Data entries
(begin)

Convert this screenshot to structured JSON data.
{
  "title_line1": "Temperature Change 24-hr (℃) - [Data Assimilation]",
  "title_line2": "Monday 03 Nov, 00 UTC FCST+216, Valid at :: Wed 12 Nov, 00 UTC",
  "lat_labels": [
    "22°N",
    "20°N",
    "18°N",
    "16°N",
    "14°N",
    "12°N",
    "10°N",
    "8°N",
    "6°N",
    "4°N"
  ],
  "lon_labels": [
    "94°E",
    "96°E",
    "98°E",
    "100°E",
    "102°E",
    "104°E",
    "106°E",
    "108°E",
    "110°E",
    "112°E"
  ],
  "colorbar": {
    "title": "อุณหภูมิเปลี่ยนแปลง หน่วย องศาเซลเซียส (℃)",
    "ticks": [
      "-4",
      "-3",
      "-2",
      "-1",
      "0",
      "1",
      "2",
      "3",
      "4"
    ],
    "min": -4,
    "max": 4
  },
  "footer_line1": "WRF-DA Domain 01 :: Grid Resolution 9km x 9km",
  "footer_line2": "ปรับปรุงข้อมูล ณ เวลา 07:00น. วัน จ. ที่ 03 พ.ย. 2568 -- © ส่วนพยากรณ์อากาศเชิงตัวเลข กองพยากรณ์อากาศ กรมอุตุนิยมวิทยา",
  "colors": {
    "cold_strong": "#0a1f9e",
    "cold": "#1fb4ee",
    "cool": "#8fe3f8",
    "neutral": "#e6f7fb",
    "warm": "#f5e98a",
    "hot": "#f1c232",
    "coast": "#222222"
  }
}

(end)

[DESCRIPTION OF THE TASK] Reproduce every entry shown above, precisely as it stands.

[TASK ANSWER]
Convert this screenshot to structured JSON data.
{
  "title_line1": "Temperature Change 24-hr (℃) - [Data Assimilation]",
  "title_line2": "Monday 03 Nov, 00 UTC FCST+216, Valid at :: Wed 12 Nov, 00 UTC",
  "lat_labels": [
    "22°N",
    "20°N",
    "18°N",
    "16°N",
    "14°N",
    "12°N",
    "10°N",
    "8°N",
    "6°N",
    "4°N"
  ],
  "lon_labels": [
    "94°E",
    "96°E",
    "98°E",
    "100°E",
    "102°E",
    "104°E",
    "106°E",
    "108°E",
    "110°E",
    "112°E"
  ],
  "colorbar": {
    "title": "อุณหภูมิเปลี่ยนแปลง หน่วย องศาเซลเซียส (℃)",
    "ticks": [
      "-4",
      "-3",
      "-2",
      "-1",
      "0",
      "1",
      "2",
      "3",
      "4"
    ],
    "min": -4,
    "max": 4
  },
  "footer_line1": "WRF-DA Domain 01 :: Grid Resolution 9km x 9km",
  "footer_line2": "ปรับปรุงข้อมูล ณ เวลา 07:00น. วัน จ. ที่ 03 พ.ย. 2568 -- © ส่วนพยากรณ์อากาศเชิงตัวเลข กองพยากรณ์อากาศ กรมอุตุนิยมวิทยา",
  "colors": {
    "cold_strong": "#0a1f9e",
    "cold": "#1fb4ee",
    "cool": "#8fe3f8",
    "neutral": "#e6f7fb",
    "warm": "#f5e98a",
    "hot": "#f1c232",
    "coast": "#222222"
  }
}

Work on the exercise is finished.